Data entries

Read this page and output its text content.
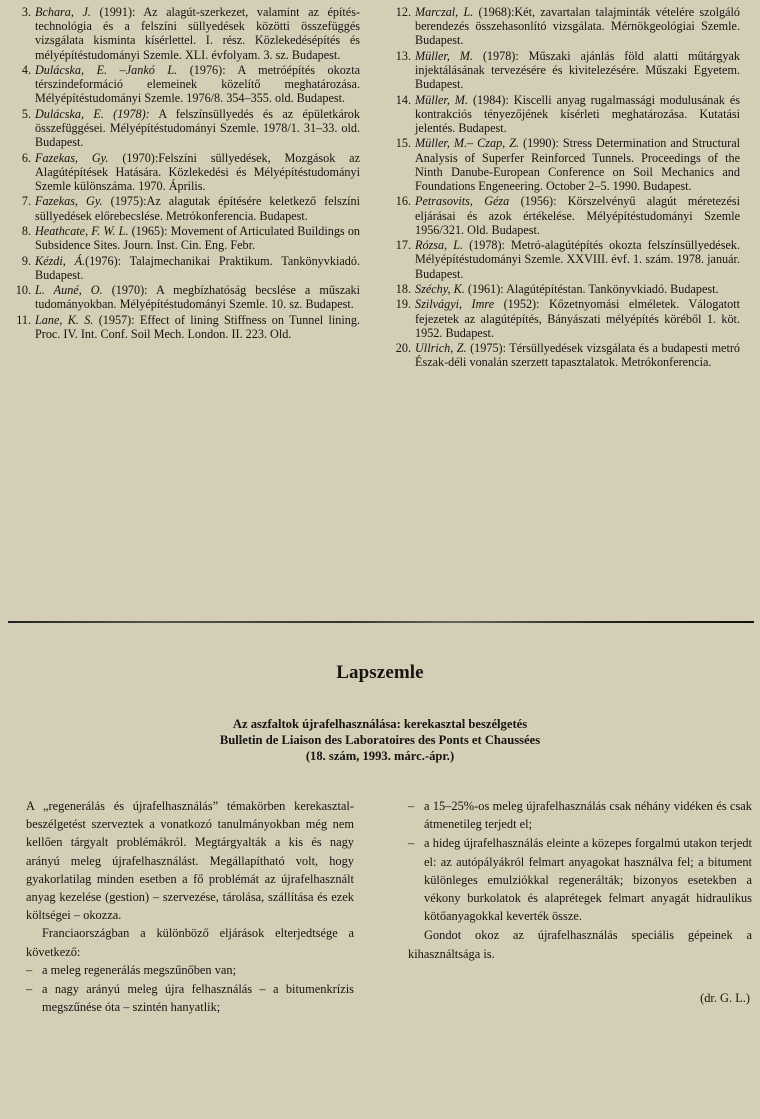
3. Bchara, J. (1991): Az alagút-szerkezet, valamint az építés-technológia és a felszíni süllyedések közötti összefüggés vizsgálata kisminta kísérlettel. I. rész. Közlekedésépítés és mélyépítéstudományi Szemle. XLI. évfolyam. 3. sz. Budapest.
4. Dulácska, E. –Jankó L. (1976): A metróépítés okozta térszindeformáció elemeinek közelítő meghatározása. Mélyépítéstudományi Szemle. 1976/8. 354–355. old. Budapest.
5. Dulácska, E. (1978): A felszínsüllyedés és az épületkárok összefüggései. Mélyépítéstudományi Szemle. 1978/1. 31–33. old. Budapest.
6. Fazekas, Gy. (1970):Felszíni süllyedések, Mozgások az Alagútépítések Hatására. Közlekedési és Mélyépítéstudományi Szemle különszáma. 1970. Április.
7. Fazekas, Gy. (1975):Az alagutak építésére keletkező felszíni süllyedések előrebecslése. Metrókonferencia. Budapest.
8. Heathcate, F. W. L. (1965): Movement of Articulated Buildings on Subsidence Sites. Journ. Inst. Cin. Eng. Febr.
9. Kézdi, Á.(1976): Talajmechanikai Praktikum. Tankönyvkiadó. Budapest.
10. L. Auné, O. (1970): A megbízhatóság becslése a műszaki tudományokban. Mélyépítéstudományi Szemle. 10. sz. Budapest.
11. Lane, K. S. (1957): Effect of lining Stiffness on Tunnel lining. Proc. IV. Int. Conf. Soil Mech. London. II. 223. Old.
12. Marczal, L. (1968):Két, zavartalan talajminták vételére szolgáló berendezés összehasonlító vizsgálata. Mérnökgeológiai Szemle. Budapest.
13. Müller, M. (1978): Műszaki ajánlás föld alatti műtárgyak injektálásának tervezésére és kivitelezésére. Műszaki Egyetem. Budapest.
14. Müller, M. (1984): Kiscelli anyag rugalmassági modulusának és kontrakciós tényezőjének kísérleti meghatározása. Kutatási jelentés. Budapest.
15. Müller, M.– Czap, Z. (1990): Stress Determination and Structural Analysis of Superfer Reinforced Tunnels. Proceedings of the Ninth Danube-European Conference on Soil Mechanics and Foundations Engeneering. October 2–5. 1990. Budapest.
16. Petrasovits, Géza (1956): Körszelvényű alagút méretezési eljárásai és azok értékelése. Mélyépítéstudományi Szemle 1956/321. Old. Budapest.
17. Rózsa, L. (1978): Metró-alagútépítés okozta felszínsüllyedések. Mélyépítéstudományi Szemle. XXVIII. évf. 1. szám. 1978. január. Budapest.
18. Széchy, K. (1961): Alagútépítéstan. Tankönyvkiadó. Budapest.
19. Szilvágyi, Imre (1952): Kőzetnyomási elméletek. Válogatott fejezetek az alagútépítés, Bányászati mélyépítés köréből 1. köt. 1952. Budapest.
20. Ullrich, Z. (1975): Térsüllyedések vizsgálata és a budapesti metró Észak-déli vonalán szerzett tapasztalatok. Metrókonferencia.
Lapszemle
Az aszfaltok újrafelhasználása: kerekasztal beszélgetés
Bulletin de Liaison des Laboratoires des Ponts et Chaussées
(18. szám, 1993. márc.-ápr.)

A „regenerálás és újrafelhasználás” témakörben kerekasztal-beszélgetést szerveztek a vonatkozó tanulmányokban még nem kellően tárgyalt problémákról. Megtárgyalták a kis és nagy arányú meleg újrafelhasználást. Megállapítható volt, hogy gyakorlatilag minden esetben a fő problémát az újrafelhasznált anyag kezelése (gestion) – szervezése, tárolása, szállítása és ezek költségei – okozza.

Franciaországban a különböző eljárások elterjedtsége a következő:

– a meleg regenerálás megszűnőben van;
– a nagy arányú meleg újra felhasználás – a bitumenkrízis megszűnése óta – szintén hanyatlik;
– a 15–25%-os meleg újrafelhasználás csak néhány vidéken és csak átmenetileg terjedt el;
– a hideg újrafelhasználás eleinte a közepes forgalmú utakon terjedt el: az autópályákról felmart anyagokat használva fel; a bitument különleges emulziókkal regenerálták; bizonyos esetekben a vékony burkolatok és alaprétegek felmart anyagát hidraulikus kötőanyagokkal keverték össze.

Gondot okoz az újrafelhasználás speciális gépeinek a kihasználtsága is.

(dr. G. L.)
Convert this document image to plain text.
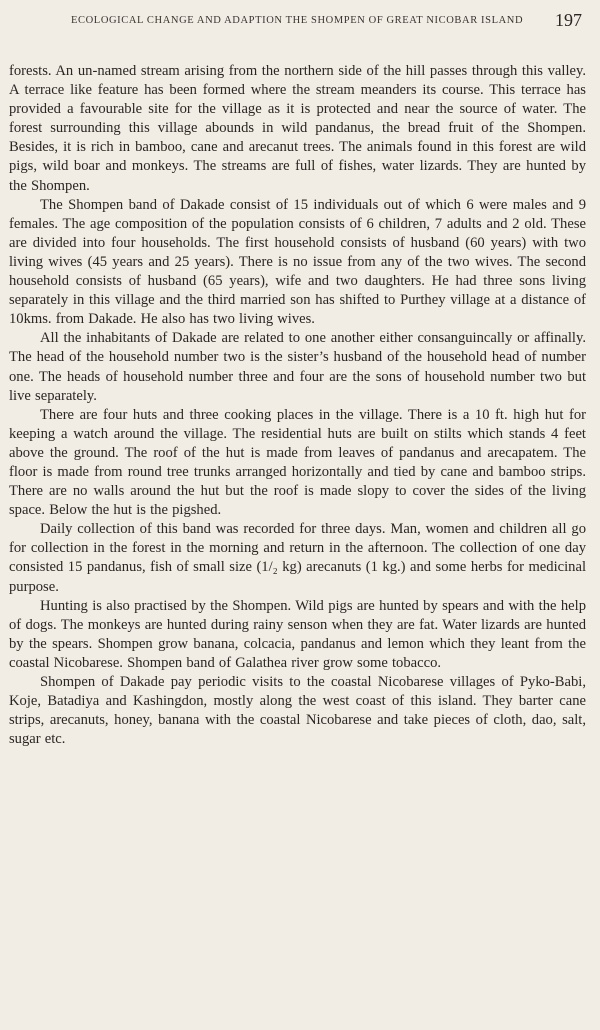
ECOLOGICAL CHANGE AND ADAPTION THE SHOMPEN OF GREAT NICOBAR ISLAND 197

forests. An un-named stream arising from the northern side of the hill passes through this valley. A terrace like feature has been formed where the stream meanders its course. This terrace has provided a favourable site for the village as it is protected and near the source of water. The forest surrounding this village abounds in wild pandanus, the bread fruit of the Shompen. Besides, it is rich in bamboo, cane and arecanut trees. The animals found in this forest are wild pigs, wild boar and monkeys. The streams are full of fishes, water lizards. They are hunted by the Shompen.

The Shompen band of Dakade consist of 15 individuals out of which 6 were males and 9 females. The age composition of the population consists of 6 children, 7 adults and 2 old. These are divided into four households. The first household consists of husband (60 years) with two living wives (45 years and 25 years). There is no issue from any of the two wives. The second household consists of husband (65 years), wife and two daughters. He had three sons living separately in this village and the third married son has shifted to Purthey village at a distance of 10kms. from Dakade. He also has two living wives.

All the inhabitants of Dakade are related to one another either consanguincally or affinally. The head of the household number two is the sister’s husband of the household head of number one. The heads of household number three and four are the sons of household number two but live separately.

There are four huts and three cooking places in the village. There is a 10 ft. high hut for keeping a watch around the village. The residential huts are built on stilts which stands 4 feet above the ground. The roof of the hut is made from leaves of pandanus and arecapatem. The floor is made from round tree trunks arranged horizontally and tied by cane and bamboo strips. There are no walls around the hut but the roof is made slopy to cover the sides of the living space. Below the hut is the pigshed.

Daily collection of this band was recorded for three days. Man, women and children all go for collection in the forest in the morning and return in the afternoon. The collection of one day consisted 15 pandanus, fish of small size (1/₂ kg) arecanuts (1 kg.) and some herbs for medicinal purpose.

Hunting is also practised by the Shompen. Wild pigs are hunted by spears and with the help of dogs. The monkeys are hunted during rainy senson when they are fat. Water lizards are hunted by the spears. Shompen grow banana, colcacia, pandanus and lemon which they leant from the coastal Nicobarese. Shompen band of Galathea river grow some tobacco.

Shompen of Dakade pay periodic visits to the coastal Nicobarese villages of Pyko-Babi, Koje, Batadiya and Kashingdon, mostly along the west coast of this island. They barter cane strips, arecanuts, honey, banana with the coastal Nicobarese and take pieces of cloth, dao, salt, sugar etc.
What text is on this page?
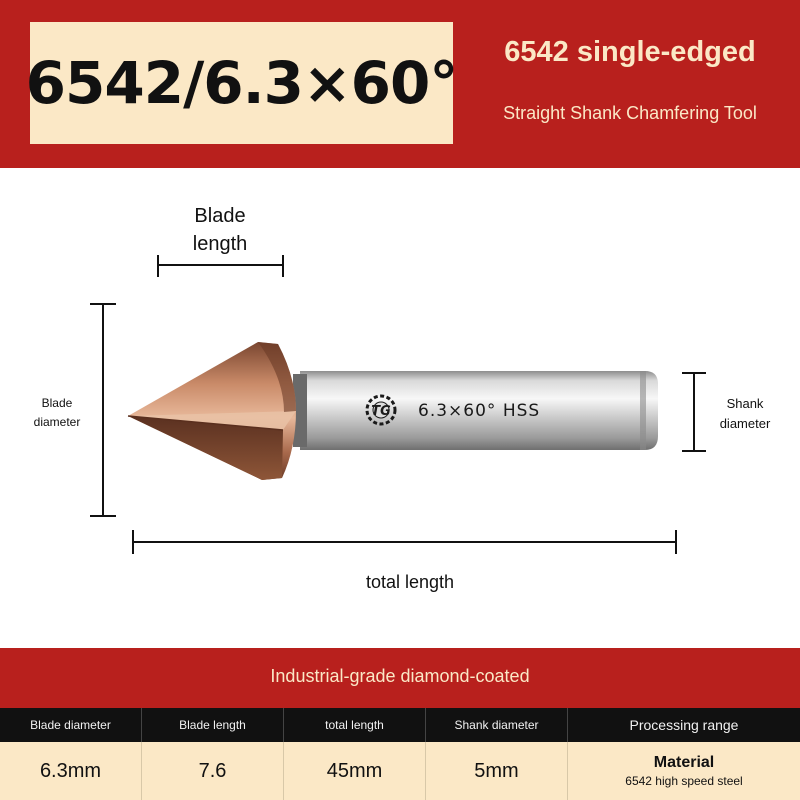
6542/6.3×60°	6542 single-edged
Straight Shank Chamfering Tool
TG 6.3×60° HSS
Blade
length
Blade
diameter
Shank
diameter
total length
Industrial-grade diamond-coated
Blade diameter	Blade length	total length	Shank diameter	Processing range
6.3mm	7.6	45mm	5mm	Material
6542 high speed steel
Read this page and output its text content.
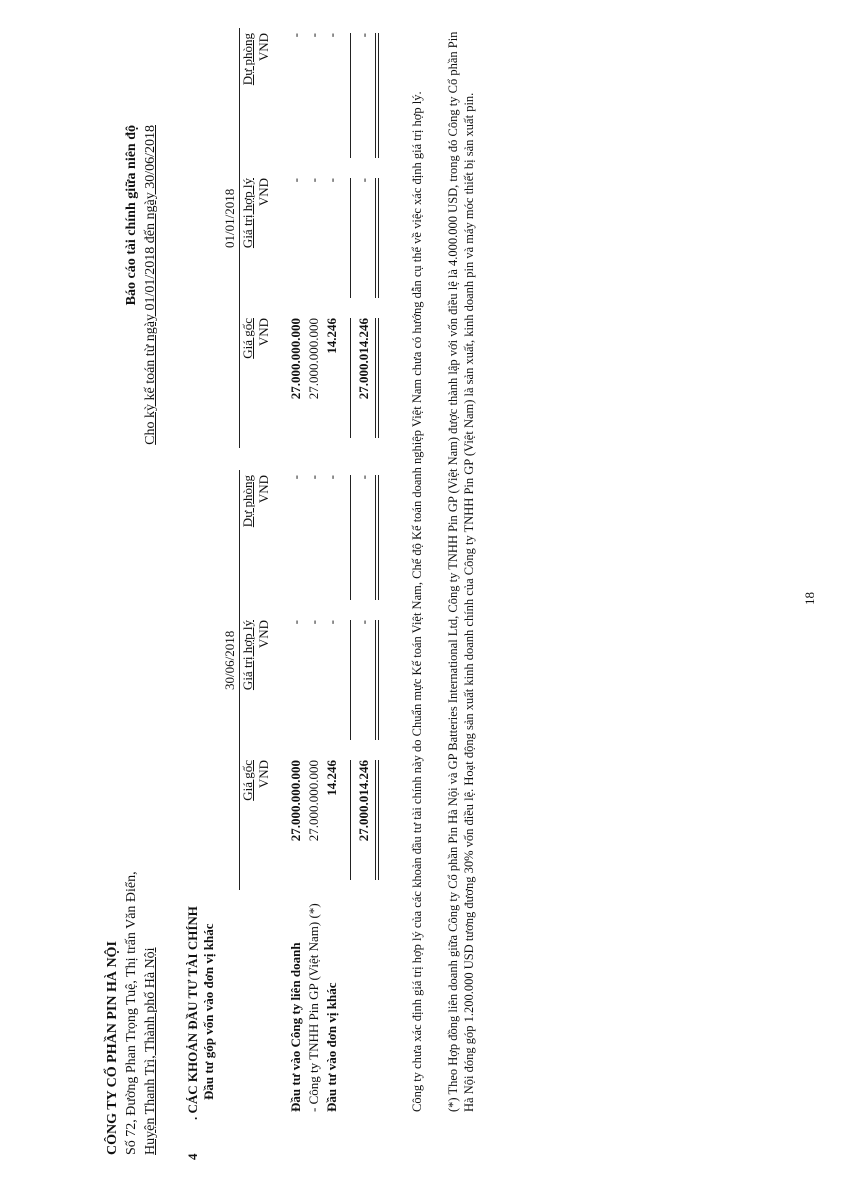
CÔNG TY CỔ PHẦN PIN HÀ NỘI Số 72, Đường Phan Trọng Tuệ, Thị trấn Văn Điển, Huyện Thanh Trì, Thành phố Hà Nội
Báo cáo tài chính giữa niên độ Cho kỳ kế toán từ ngày 01/01/2018 đến ngày 30/06/2018
4
. CÁC KHOẢN ĐẦU TƯ TÀI CHÍNH Đầu tư góp vốn vào đơn vị khác
30/06/2018
01/01/2018
Giá gốc
Giá trị hợp lý
Dự phòng
Giá gốc
Giá trị hợp lý
Dự phòng
VND
VND
VND
VND
VND
VND
Đầu tư vào Công ty liên doanh
27.000.000.000
-
-
27.000.000.000
-
-
- Công ty TNHH Pin GP (Việt Nam) (*)
27.000.000.000
-
-
27.000.000.000
-
-
Đầu tư vào đơn vị khác
14.246
-
-
14.246
-
-
27.000.014.246
-
-
27.000.014.246
-
-
Công ty chưa xác định giá trị hợp lý của các khoản đầu tư tài chính này do Chuẩn mực Kế toán Việt Nam, Chế độ Kế toán doanh nghiệp Việt Nam chưa có hướng dẫn cụ thể về việc xác định giá trị hợp lý. (*) Theo Hợp đồng liên doanh giữa Công ty Cổ phần Pin Hà Nội và GP Batteries International Ltd, Công ty TNHH Pin GP (Việt Nam) được thành lập với vốn điều lệ là 4.000.000 USD, trong đó Công ty Cổ phần Pin Hà Nội đóng góp 1.200.000 USD tương đương 30% vốn điều lệ. Hoạt động sản xuất kinh doanh chính của Công ty TNHH Pin GP (Việt Nam) là sản xuất, kinh doanh pin và máy móc thiết bị sản xuất pin.	18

▶ _Description of the task_: Scan the material above for the string "some" and return the lines that hold it.

▶ _Exercise output_:
Daily collection of this band was recorded for three days. Man, women and children all go for collection in the forest in the morning and return in the afternoon. The collection of one day consisted 15 pandanus, fish of small size (1/₂ kg) arecanuts (1 kg.) and some herbs for medicinal purpose.
Hunting is also practised by the Shompen. Wild pigs are hunted by spears and with the help of dogs. The monkeys are hunted during rainy senson when they are fat. Water lizards are hunted by the spears. Shompen grow banana, colcacia, pandanus and lemon which they leant from the coastal Nicobarese. Shompen band of Galathea river grow some tobacco.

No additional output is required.